*To do:*
Each record must be retyped in full. No character may differ.

[Data listing]
++++

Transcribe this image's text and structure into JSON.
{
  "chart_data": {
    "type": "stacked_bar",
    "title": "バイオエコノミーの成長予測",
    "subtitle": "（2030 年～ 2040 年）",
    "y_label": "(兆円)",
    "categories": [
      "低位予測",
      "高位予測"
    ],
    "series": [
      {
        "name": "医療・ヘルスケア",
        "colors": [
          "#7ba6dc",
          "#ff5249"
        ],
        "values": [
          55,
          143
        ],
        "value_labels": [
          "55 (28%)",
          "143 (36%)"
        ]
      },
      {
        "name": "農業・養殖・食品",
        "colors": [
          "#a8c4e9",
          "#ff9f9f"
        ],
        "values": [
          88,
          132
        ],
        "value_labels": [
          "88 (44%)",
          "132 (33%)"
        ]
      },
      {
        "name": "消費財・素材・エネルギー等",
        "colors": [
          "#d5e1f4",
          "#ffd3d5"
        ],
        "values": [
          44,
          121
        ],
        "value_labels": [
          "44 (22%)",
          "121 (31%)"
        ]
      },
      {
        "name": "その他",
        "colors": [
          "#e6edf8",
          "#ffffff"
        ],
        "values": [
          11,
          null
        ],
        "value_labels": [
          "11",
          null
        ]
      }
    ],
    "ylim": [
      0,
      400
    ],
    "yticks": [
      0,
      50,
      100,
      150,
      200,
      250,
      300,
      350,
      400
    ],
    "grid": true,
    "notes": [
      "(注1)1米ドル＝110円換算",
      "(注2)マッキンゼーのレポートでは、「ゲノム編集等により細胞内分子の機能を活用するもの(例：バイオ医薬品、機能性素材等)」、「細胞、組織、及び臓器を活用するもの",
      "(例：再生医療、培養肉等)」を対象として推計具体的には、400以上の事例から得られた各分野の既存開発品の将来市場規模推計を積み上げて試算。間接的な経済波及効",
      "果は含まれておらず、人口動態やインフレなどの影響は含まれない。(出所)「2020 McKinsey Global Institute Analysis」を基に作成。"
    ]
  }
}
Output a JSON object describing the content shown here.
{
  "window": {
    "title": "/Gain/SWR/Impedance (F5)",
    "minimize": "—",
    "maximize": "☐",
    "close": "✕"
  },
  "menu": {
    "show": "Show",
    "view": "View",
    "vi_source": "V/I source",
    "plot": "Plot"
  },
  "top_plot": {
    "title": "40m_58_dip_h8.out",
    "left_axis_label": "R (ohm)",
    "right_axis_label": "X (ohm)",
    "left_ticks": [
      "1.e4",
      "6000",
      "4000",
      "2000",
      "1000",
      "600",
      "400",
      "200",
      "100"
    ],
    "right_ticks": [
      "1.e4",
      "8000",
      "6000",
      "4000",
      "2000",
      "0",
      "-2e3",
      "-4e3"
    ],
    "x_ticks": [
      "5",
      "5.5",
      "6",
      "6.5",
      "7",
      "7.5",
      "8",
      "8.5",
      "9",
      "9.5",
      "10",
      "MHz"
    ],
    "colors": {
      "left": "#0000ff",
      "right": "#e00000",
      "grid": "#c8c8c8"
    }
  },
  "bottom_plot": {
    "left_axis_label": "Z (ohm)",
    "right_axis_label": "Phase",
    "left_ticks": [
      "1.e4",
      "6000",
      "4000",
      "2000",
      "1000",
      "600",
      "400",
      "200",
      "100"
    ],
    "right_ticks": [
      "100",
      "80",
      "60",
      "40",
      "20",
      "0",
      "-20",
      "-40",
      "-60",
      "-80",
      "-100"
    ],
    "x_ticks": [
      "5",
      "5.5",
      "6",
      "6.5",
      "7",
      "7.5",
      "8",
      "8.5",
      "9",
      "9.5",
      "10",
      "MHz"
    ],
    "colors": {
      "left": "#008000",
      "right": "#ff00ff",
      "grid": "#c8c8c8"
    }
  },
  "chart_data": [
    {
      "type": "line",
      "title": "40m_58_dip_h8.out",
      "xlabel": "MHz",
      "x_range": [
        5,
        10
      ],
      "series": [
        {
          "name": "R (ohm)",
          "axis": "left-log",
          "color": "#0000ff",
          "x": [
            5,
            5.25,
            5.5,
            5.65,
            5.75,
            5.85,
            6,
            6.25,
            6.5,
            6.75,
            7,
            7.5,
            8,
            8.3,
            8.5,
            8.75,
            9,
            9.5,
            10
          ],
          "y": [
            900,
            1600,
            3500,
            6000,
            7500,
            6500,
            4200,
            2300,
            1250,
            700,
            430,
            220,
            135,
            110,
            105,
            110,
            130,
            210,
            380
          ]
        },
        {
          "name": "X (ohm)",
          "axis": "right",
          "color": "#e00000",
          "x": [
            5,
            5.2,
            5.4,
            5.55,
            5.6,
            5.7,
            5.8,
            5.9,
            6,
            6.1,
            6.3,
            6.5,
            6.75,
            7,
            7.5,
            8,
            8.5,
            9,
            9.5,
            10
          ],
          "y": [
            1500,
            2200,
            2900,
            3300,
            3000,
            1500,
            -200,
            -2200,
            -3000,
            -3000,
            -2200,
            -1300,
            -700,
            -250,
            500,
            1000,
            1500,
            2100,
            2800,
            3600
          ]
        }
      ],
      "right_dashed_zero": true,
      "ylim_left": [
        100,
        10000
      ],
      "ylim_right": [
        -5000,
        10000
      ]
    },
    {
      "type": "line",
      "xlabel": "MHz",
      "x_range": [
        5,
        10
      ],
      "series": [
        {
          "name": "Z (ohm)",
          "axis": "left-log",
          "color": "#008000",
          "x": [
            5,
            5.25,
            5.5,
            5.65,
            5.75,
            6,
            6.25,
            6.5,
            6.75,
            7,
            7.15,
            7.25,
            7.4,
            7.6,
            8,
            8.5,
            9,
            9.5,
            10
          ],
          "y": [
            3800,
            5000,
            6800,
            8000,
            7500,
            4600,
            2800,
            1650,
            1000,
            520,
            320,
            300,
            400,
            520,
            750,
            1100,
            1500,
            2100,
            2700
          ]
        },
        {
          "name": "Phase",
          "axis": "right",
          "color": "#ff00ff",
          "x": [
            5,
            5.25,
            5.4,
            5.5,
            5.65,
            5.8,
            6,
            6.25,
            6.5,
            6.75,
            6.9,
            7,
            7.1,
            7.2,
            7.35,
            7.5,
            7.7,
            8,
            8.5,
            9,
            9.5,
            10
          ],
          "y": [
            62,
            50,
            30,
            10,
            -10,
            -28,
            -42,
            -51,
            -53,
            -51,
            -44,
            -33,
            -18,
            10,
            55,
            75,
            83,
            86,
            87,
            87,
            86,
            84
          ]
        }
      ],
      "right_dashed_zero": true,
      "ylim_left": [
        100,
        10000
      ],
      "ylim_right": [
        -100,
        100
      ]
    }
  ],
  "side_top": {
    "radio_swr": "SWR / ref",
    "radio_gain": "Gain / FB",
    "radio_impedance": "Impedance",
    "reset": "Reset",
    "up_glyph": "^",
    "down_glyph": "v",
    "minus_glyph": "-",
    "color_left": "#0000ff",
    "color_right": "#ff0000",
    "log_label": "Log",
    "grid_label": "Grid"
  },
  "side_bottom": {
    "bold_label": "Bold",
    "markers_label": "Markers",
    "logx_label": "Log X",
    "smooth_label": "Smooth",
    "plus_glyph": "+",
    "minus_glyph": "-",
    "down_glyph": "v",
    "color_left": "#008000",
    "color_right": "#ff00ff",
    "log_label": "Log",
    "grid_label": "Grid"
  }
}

++++

*Reply:*
Transcribe this image's text and structure into JSON.
{
  "chart_data": {
    "type": "stacked_bar",
    "title": "バイオエコノミーの成長予測",
    "subtitle": "（2030 年～ 2040 年）",
    "y_label": "(兆円)",
    "categories": [
      "低位予測",
      "高位予測"
    ],
    "series": [
      {
        "name": "医療・ヘルスケア",
        "colors": [
          "#7ba6dc",
          "#ff5249"
        ],
        "values": [
          55,
          143
        ],
        "value_labels": [
          "55 (28%)",
          "143 (36%)"
        ]
      },
      {
        "name": "農業・養殖・食品",
        "colors": [
          "#a8c4e9",
          "#ff9f9f"
        ],
        "values": [
          88,
          132
        ],
        "value_labels": [
          "88 (44%)",
          "132 (33%)"
        ]
      },
      {
        "name": "消費財・素材・エネルギー等",
        "colors": [
          "#d5e1f4",
          "#ffd3d5"
        ],
        "values": [
          44,
          121
        ],
        "value_labels": [
          "44 (22%)",
          "121 (31%)"
        ]
      },
      {
        "name": "その他",
        "colors": [
          "#e6edf8",
          "#ffffff"
        ],
        "values": [
          11,
          null
        ],
        "value_labels": [
          "11",
          null
        ]
      }
    ],
    "ylim": [
      0,
      400
    ],
    "yticks": [
      0,
      50,
      100,
      150,
      200,
      250,
      300,
      350,
      400
    ],
    "grid": true,
    "notes": [
      "(注1)1米ドル＝110円換算",
      "(注2)マッキンゼーのレポートでは、「ゲノム編集等により細胞内分子の機能を活用するもの(例：バイオ医薬品、機能性素材等)」、「細胞、組織、及び臓器を活用するもの",
      "(例：再生医療、培養肉等)」を対象として推計具体的には、400以上の事例から得られた各分野の既存開発品の将来市場規模推計を積み上げて試算。間接的な経済波及効",
      "果は含まれておらず、人口動態やインフレなどの影響は含まれない。(出所)「2020 McKinsey Global Institute Analysis」を基に作成。"
    ]
  }
}
Output a JSON object describing the content shown here.
{
  "window": {
    "title": "/Gain/SWR/Impedance (F5)",
    "minimize": "—",
    "maximize": "☐",
    "close": "✕"
  },
  "menu": {
    "show": "Show",
    "view": "View",
    "vi_source": "V/I source",
    "plot": "Plot"
  },
  "top_plot": {
    "title": "40m_58_dip_h8.out",
    "left_axis_label": "R (ohm)",
    "right_axis_label": "X (ohm)",
    "left_ticks": [
      "1.e4",
      "6000",
      "4000",
      "2000",
      "1000",
      "600",
      "400",
      "200",
      "100"
    ],
    "right_ticks": [
      "1.e4",
      "8000",
      "6000",
      "4000",
      "2000",
      "0",
      "-2e3",
      "-4e3"
    ],
    "x_ticks": [
      "5",
      "5.5",
      "6",
      "6.5",
      "7",
      "7.5",
      "8",
      "8.5",
      "9",
      "9.5",
      "10",
      "MHz"
    ],
    "colors": {
      "left": "#0000ff",
      "right": "#e00000",
      "grid": "#c8c8c8"
    }
  },
  "bottom_plot": {
    "left_axis_label": "Z (ohm)",
    "right_axis_label": "Phase",
    "left_ticks": [
      "1.e4",
      "6000",
      "4000",
      "2000",
      "1000",
      "600",
      "400",
      "200",
      "100"
    ],
    "right_ticks": [
      "100",
      "80",
      "60",
      "40",
      "20",
      "0",
      "-20",
      "-40",
      "-60",
      "-80",
      "-100"
    ],
    "x_ticks": [
      "5",
      "5.5",
      "6",
      "6.5",
      "7",
      "7.5",
      "8",
      "8.5",
      "9",
      "9.5",
      "10",
      "MHz"
    ],
    "colors": {
      "left": "#008000",
      "right": "#ff00ff",
      "grid": "#c8c8c8"
    }
  },
  "chart_data": [
    {
      "type": "line",
      "title": "40m_58_dip_h8.out",
      "xlabel": "MHz",
      "x_range": [
        5,
        10
      ],
      "series": [
        {
          "name": "R (ohm)",
          "axis": "left-log",
          "color": "#0000ff",
          "x": [
            5,
            5.25,
            5.5,
            5.65,
            5.75,
            5.85,
            6,
            6.25,
            6.5,
            6.75,
            7,
            7.5,
            8,
            8.3,
            8.5,
            8.75,
            9,
            9.5,
            10
          ],
          "y": [
            900,
            1600,
            3500,
            6000,
            7500,
            6500,
            4200,
            2300,
            1250,
            700,
            430,
            220,
            135,
            110,
            105,
            110,
            130,
            210,
            380
          ]
        },
        {
          "name": "X (ohm)",
          "axis": "right",
          "color": "#e00000",
          "x": [
            5,
            5.2,
            5.4,
            5.55,
            5.6,
            5.7,
            5.8,
            5.9,
            6,
            6.1,
            6.3,
            6.5,
            6.75,
            7,
            7.5,
            8,
            8.5,
            9,
            9.5,
            10
          ],
          "y": [
            1500,
            2200,
            2900,
            3300,
            3000,
            1500,
            -200,
            -2200,
            -3000,
            -3000,
            -2200,
            -1300,
            -700,
            -250,
            500,
            1000,
            1500,
            2100,
            2800,
            3600
          ]
        }
      ],
      "right_dashed_zero": true,
      "ylim_left": [
        100,
        10000
      ],
      "ylim_right": [
        -5000,
        10000
      ]
    },
    {
      "type": "line",
      "xlabel": "MHz",
      "x_range": [
        5,
        10
      ],
      "series": [
        {
          "name": "Z (ohm)",
          "axis": "left-log",
          "color": "#008000",
          "x": [
            5,
            5.25,
            5.5,
            5.65,
            5.75,
            6,
            6.25,
            6.5,
            6.75,
            7,
            7.15,
            7.25,
            7.4,
            7.6,
            8,
            8.5,
            9,
            9.5,
            10
          ],
          "y": [
            3800,
            5000,
            6800,
            8000,
            7500,
            4600,
            2800,
            1650,
            1000,
            520,
            320,
            300,
            400,
            520,
            750,
            1100,
            1500,
            2100,
            2700
          ]
        },
        {
          "name": "Phase",
          "axis": "right",
          "color": "#ff00ff",
          "x": [
            5,
            5.25,
            5.4,
            5.5,
            5.65,
            5.8,
            6,
            6.25,
            6.5,
            6.75,
            6.9,
            7,
            7.1,
            7.2,
            7.35,
            7.5,
            7.7,
            8,
            8.5,
            9,
            9.5,
            10
          ],
          "y": [
            62,
            50,
            30,
            10,
            -10,
            -28,
            -42,
            -51,
            -53,
            -51,
            -44,
            -33,
            -18,
            10,
            55,
            75,
            83,
            86,
            87,
            87,
            86,
            84
          ]
        }
      ],
      "right_dashed_zero": true,
      "ylim_left": [
        100,
        10000
      ],
      "ylim_right": [
        -100,
        100
      ]
    }
  ],
  "side_top": {
    "radio_swr": "SWR / ref",
    "radio_gain": "Gain / FB",
    "radio_impedance": "Impedance",
    "reset": "Reset",
    "up_glyph": "^",
    "down_glyph": "v",
    "minus_glyph": "-",
    "color_left": "#0000ff",
    "color_right": "#ff0000",
    "log_label": "Log",
    "grid_label": "Grid"
  },
  "side_bottom": {
    "bold_label": "Bold",
    "markers_label": "Markers",
    "logx_label": "Log X",
    "smooth_label": "Smooth",
    "plus_glyph": "+",
    "minus_glyph": "-",
    "down_glyph": "v",
    "color_left": "#008000",
    "color_right": "#ff00ff",
    "log_label": "Log",
    "grid_label": "Grid"
  }
}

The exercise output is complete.